== Extracted data ==

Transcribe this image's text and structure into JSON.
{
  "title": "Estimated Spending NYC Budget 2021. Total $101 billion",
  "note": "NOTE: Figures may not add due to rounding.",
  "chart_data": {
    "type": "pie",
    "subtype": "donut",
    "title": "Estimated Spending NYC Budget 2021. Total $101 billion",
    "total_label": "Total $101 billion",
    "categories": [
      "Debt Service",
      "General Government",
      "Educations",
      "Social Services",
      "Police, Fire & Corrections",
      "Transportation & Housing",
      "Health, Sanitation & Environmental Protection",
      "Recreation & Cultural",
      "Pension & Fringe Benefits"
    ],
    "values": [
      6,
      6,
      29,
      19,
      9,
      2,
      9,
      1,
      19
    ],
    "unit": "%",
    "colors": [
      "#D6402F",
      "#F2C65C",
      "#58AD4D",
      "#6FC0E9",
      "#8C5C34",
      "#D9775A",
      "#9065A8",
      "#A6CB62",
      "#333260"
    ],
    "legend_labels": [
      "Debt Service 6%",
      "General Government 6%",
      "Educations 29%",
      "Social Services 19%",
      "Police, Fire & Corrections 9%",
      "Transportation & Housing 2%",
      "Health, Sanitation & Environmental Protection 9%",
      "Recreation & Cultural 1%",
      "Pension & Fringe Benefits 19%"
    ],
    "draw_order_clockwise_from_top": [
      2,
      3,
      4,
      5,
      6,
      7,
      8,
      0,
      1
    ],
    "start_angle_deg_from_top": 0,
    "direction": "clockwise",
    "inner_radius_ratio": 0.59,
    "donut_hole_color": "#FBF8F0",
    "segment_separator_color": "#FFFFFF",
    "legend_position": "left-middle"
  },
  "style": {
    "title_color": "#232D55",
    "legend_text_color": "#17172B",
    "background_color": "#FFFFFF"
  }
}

===

- Exercise prompt: Repeat the entries shown above, every one, word for word.

- Worked answer:
Transcribe this image's text and structure into JSON.
{
  "title": "Estimated Spending NYC Budget 2021. Total $101 billion",
  "note": "NOTE: Figures may not add due to rounding.",
  "chart_data": {
    "type": "pie",
    "subtype": "donut",
    "title": "Estimated Spending NYC Budget 2021. Total $101 billion",
    "total_label": "Total $101 billion",
    "categories": [
      "Debt Service",
      "General Government",
      "Educations",
      "Social Services",
      "Police, Fire & Corrections",
      "Transportation & Housing",
      "Health, Sanitation & Environmental Protection",
      "Recreation & Cultural",
      "Pension & Fringe Benefits"
    ],
    "values": [
      6,
      6,
      29,
      19,
      9,
      2,
      9,
      1,
      19
    ],
    "unit": "%",
    "colors": [
      "#D6402F",
      "#F2C65C",
      "#58AD4D",
      "#6FC0E9",
      "#8C5C34",
      "#D9775A",
      "#9065A8",
      "#A6CB62",
      "#333260"
    ],
    "legend_labels": [
      "Debt Service 6%",
      "General Government 6%",
      "Educations 29%",
      "Social Services 19%",
      "Police, Fire & Corrections 9%",
      "Transportation & Housing 2%",
      "Health, Sanitation & Environmental Protection 9%",
      "Recreation & Cultural 1%",
      "Pension & Fringe Benefits 19%"
    ],
    "draw_order_clockwise_from_top": [
      2,
      3,
      4,
      5,
      6,
      7,
      8,
      0,
      1
    ],
    "start_angle_deg_from_top": 0,
    "direction": "clockwise",
    "inner_radius_ratio": 0.59,
    "donut_hole_color": "#FBF8F0",
    "segment_separator_color": "#FFFFFF",
    "legend_position": "left-middle"
  },
  "style": {
    "title_color": "#232D55",
    "legend_text_color": "#17172B",
    "background_color": "#FFFFFF"
  }
}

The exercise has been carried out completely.